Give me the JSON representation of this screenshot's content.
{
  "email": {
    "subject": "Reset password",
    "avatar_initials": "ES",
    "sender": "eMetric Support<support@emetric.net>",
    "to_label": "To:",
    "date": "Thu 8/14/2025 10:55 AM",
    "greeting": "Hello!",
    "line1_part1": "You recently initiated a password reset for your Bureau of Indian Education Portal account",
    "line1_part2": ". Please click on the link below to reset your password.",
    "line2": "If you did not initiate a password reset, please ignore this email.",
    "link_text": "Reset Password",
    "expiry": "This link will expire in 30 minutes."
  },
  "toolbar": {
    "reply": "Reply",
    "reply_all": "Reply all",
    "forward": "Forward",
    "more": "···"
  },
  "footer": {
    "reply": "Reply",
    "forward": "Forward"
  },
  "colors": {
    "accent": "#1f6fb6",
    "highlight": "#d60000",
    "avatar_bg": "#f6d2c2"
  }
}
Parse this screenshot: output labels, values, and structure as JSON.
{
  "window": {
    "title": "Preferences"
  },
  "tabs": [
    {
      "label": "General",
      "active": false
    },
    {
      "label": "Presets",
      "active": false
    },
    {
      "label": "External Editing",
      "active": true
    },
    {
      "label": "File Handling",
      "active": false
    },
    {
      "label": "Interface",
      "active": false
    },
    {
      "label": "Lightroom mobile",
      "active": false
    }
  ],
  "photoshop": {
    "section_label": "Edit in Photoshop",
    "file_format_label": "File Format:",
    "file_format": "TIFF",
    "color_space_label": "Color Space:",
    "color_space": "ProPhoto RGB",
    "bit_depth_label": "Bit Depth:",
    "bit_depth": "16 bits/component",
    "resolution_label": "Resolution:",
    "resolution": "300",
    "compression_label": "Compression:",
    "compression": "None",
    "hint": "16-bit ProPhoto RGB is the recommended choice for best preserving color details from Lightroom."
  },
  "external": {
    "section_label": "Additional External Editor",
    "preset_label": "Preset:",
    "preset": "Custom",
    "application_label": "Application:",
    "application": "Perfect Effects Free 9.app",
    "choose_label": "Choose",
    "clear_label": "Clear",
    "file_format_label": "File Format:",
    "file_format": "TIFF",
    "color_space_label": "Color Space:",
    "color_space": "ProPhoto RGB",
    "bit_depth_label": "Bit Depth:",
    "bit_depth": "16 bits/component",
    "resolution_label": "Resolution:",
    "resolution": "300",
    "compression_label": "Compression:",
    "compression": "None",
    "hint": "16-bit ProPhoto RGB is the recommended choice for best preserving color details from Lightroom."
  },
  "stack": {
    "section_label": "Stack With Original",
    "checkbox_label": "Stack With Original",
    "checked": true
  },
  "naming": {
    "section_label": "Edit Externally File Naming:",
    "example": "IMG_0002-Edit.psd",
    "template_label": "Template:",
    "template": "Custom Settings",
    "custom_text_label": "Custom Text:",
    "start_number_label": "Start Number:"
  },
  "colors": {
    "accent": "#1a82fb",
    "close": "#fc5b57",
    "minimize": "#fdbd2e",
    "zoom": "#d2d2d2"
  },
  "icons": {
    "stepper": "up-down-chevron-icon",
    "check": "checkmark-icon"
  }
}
================================
* [AIM OF THE TASK]:
Go through the material above and copy each line that has the word "With".

* [SOLUTION]:
    "section_label": "Stack With Original",
    "checkbox_label": "Stack With Original",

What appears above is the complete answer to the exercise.